* _Records for this exercise_
_ _ _ _

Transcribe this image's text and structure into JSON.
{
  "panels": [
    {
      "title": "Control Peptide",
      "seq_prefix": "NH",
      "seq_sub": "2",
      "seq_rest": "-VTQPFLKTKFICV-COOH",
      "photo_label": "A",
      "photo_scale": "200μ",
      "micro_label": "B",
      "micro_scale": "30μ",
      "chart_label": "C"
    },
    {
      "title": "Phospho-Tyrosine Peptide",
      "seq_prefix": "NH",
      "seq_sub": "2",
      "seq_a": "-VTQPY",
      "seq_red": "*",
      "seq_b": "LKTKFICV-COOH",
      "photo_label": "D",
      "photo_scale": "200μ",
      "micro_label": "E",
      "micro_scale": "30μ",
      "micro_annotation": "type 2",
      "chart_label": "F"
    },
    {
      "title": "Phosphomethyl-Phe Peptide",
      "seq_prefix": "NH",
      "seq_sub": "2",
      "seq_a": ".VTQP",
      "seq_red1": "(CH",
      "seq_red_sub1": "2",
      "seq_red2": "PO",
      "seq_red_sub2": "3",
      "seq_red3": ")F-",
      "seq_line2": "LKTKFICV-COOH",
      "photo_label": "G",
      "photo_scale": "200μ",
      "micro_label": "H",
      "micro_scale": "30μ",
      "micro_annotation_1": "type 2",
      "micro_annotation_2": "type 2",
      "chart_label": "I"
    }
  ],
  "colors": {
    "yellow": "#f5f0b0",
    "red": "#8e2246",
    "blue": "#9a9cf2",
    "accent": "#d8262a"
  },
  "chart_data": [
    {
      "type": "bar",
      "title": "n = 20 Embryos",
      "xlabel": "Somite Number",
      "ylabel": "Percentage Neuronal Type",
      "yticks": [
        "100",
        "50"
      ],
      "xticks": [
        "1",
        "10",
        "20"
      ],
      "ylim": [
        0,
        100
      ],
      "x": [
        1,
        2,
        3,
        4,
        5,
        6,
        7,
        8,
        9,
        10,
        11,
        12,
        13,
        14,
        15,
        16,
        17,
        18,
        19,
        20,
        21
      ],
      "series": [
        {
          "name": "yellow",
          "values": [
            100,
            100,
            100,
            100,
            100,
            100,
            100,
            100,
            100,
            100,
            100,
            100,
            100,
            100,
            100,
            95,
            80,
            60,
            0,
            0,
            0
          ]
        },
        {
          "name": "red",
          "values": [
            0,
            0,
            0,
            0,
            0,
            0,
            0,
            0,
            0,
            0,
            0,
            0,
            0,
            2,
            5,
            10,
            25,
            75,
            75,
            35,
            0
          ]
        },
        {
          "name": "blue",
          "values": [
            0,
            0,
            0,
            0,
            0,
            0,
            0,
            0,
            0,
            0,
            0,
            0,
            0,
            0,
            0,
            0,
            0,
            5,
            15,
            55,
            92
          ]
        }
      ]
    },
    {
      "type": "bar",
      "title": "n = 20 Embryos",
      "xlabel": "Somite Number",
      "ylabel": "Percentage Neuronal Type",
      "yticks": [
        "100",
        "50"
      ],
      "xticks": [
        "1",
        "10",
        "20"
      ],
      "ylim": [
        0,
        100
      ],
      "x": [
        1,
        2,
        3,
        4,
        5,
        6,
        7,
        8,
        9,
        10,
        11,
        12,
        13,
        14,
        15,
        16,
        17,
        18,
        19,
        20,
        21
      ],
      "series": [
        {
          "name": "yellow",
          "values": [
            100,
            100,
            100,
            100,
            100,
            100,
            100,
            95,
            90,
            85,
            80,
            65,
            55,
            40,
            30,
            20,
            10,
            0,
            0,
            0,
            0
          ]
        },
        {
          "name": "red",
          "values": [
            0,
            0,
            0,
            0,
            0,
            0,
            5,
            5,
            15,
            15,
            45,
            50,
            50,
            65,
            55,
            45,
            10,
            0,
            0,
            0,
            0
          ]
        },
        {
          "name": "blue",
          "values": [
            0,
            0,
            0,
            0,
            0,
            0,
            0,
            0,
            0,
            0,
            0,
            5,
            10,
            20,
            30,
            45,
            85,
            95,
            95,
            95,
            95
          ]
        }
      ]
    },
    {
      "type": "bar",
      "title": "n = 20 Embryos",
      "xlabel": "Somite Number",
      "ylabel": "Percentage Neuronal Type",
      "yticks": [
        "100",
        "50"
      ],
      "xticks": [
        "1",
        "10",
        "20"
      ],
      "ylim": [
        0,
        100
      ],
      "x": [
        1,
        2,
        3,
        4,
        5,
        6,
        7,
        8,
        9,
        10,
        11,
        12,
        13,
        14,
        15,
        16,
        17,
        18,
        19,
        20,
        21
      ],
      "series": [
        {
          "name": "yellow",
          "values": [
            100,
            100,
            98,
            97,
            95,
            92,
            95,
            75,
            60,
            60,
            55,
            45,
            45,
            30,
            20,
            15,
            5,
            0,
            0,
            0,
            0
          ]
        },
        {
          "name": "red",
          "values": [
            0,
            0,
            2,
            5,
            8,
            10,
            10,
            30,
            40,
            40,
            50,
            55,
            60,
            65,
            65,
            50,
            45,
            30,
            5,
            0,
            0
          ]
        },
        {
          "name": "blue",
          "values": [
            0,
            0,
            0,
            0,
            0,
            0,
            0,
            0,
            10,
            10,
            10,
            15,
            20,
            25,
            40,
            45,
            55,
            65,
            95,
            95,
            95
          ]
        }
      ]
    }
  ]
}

_ _ _ _

* _Exercise prompt_
All the entries above are to be transcribed without any alteration.

* _Final answer_
Transcribe this image's text and structure into JSON.
{
  "panels": [
    {
      "title": "Control Peptide",
      "seq_prefix": "NH",
      "seq_sub": "2",
      "seq_rest": "-VTQPFLKTKFICV-COOH",
      "photo_label": "A",
      "photo_scale": "200μ",
      "micro_label": "B",
      "micro_scale": "30μ",
      "chart_label": "C"
    },
    {
      "title": "Phospho-Tyrosine Peptide",
      "seq_prefix": "NH",
      "seq_sub": "2",
      "seq_a": "-VTQPY",
      "seq_red": "*",
      "seq_b": "LKTKFICV-COOH",
      "photo_label": "D",
      "photo_scale": "200μ",
      "micro_label": "E",
      "micro_scale": "30μ",
      "micro_annotation": "type 2",
      "chart_label": "F"
    },
    {
      "title": "Phosphomethyl-Phe Peptide",
      "seq_prefix": "NH",
      "seq_sub": "2",
      "seq_a": ".VTQP",
      "seq_red1": "(CH",
      "seq_red_sub1": "2",
      "seq_red2": "PO",
      "seq_red_sub2": "3",
      "seq_red3": ")F-",
      "seq_line2": "LKTKFICV-COOH",
      "photo_label": "G",
      "photo_scale": "200μ",
      "micro_label": "H",
      "micro_scale": "30μ",
      "micro_annotation_1": "type 2",
      "micro_annotation_2": "type 2",
      "chart_label": "I"
    }
  ],
  "colors": {
    "yellow": "#f5f0b0",
    "red": "#8e2246",
    "blue": "#9a9cf2",
    "accent": "#d8262a"
  },
  "chart_data": [
    {
      "type": "bar",
      "title": "n = 20 Embryos",
      "xlabel": "Somite Number",
      "ylabel": "Percentage Neuronal Type",
      "yticks": [
        "100",
        "50"
      ],
      "xticks": [
        "1",
        "10",
        "20"
      ],
      "ylim": [
        0,
        100
      ],
      "x": [
        1,
        2,
        3,
        4,
        5,
        6,
        7,
        8,
        9,
        10,
        11,
        12,
        13,
        14,
        15,
        16,
        17,
        18,
        19,
        20,
        21
      ],
      "series": [
        {
          "name": "yellow",
          "values": [
            100,
            100,
            100,
            100,
            100,
            100,
            100,
            100,
            100,
            100,
            100,
            100,
            100,
            100,
            100,
            95,
            80,
            60,
            0,
            0,
            0
          ]
        },
        {
          "name": "red",
          "values": [
            0,
            0,
            0,
            0,
            0,
            0,
            0,
            0,
            0,
            0,
            0,
            0,
            0,
            2,
            5,
            10,
            25,
            75,
            75,
            35,
            0
          ]
        },
        {
          "name": "blue",
          "values": [
            0,
            0,
            0,
            0,
            0,
            0,
            0,
            0,
            0,
            0,
            0,
            0,
            0,
            0,
            0,
            0,
            0,
            5,
            15,
            55,
            92
          ]
        }
      ]
    },
    {
      "type": "bar",
      "title": "n = 20 Embryos",
      "xlabel": "Somite Number",
      "ylabel": "Percentage Neuronal Type",
      "yticks": [
        "100",
        "50"
      ],
      "xticks": [
        "1",
        "10",
        "20"
      ],
      "ylim": [
        0,
        100
      ],
      "x": [
        1,
        2,
        3,
        4,
        5,
        6,
        7,
        8,
        9,
        10,
        11,
        12,
        13,
        14,
        15,
        16,
        17,
        18,
        19,
        20,
        21
      ],
      "series": [
        {
          "name": "yellow",
          "values": [
            100,
            100,
            100,
            100,
            100,
            100,
            100,
            95,
            90,
            85,
            80,
            65,
            55,
            40,
            30,
            20,
            10,
            0,
            0,
            0,
            0
          ]
        },
        {
          "name": "red",
          "values": [
            0,
            0,
            0,
            0,
            0,
            0,
            5,
            5,
            15,
            15,
            45,
            50,
            50,
            65,
            55,
            45,
            10,
            0,
            0,
            0,
            0
          ]
        },
        {
          "name": "blue",
          "values": [
            0,
            0,
            0,
            0,
            0,
            0,
            0,
            0,
            0,
            0,
            0,
            5,
            10,
            20,
            30,
            45,
            85,
            95,
            95,
            95,
            95
          ]
        }
      ]
    },
    {
      "type": "bar",
      "title": "n = 20 Embryos",
      "xlabel": "Somite Number",
      "ylabel": "Percentage Neuronal Type",
      "yticks": [
        "100",
        "50"
      ],
      "xticks": [
        "1",
        "10",
        "20"
      ],
      "ylim": [
        0,
        100
      ],
      "x": [
        1,
        2,
        3,
        4,
        5,
        6,
        7,
        8,
        9,
        10,
        11,
        12,
        13,
        14,
        15,
        16,
        17,
        18,
        19,
        20,
        21
      ],
      "series": [
        {
          "name": "yellow",
          "values": [
            100,
            100,
            98,
            97,
            95,
            92,
            95,
            75,
            60,
            60,
            55,
            45,
            45,
            30,
            20,
            15,
            5,
            0,
            0,
            0,
            0
          ]
        },
        {
          "name": "red",
          "values": [
            0,
            0,
            2,
            5,
            8,
            10,
            10,
            30,
            40,
            40,
            50,
            55,
            60,
            65,
            65,
            50,
            45,
            30,
            5,
            0,
            0
          ]
        },
        {
          "name": "blue",
          "values": [
            0,
            0,
            0,
            0,
            0,
            0,
            0,
            0,
            10,
            10,
            10,
            15,
            20,
            25,
            40,
            45,
            55,
            65,
            95,
            95,
            95
          ]
        }
      ]
    }
  ]
}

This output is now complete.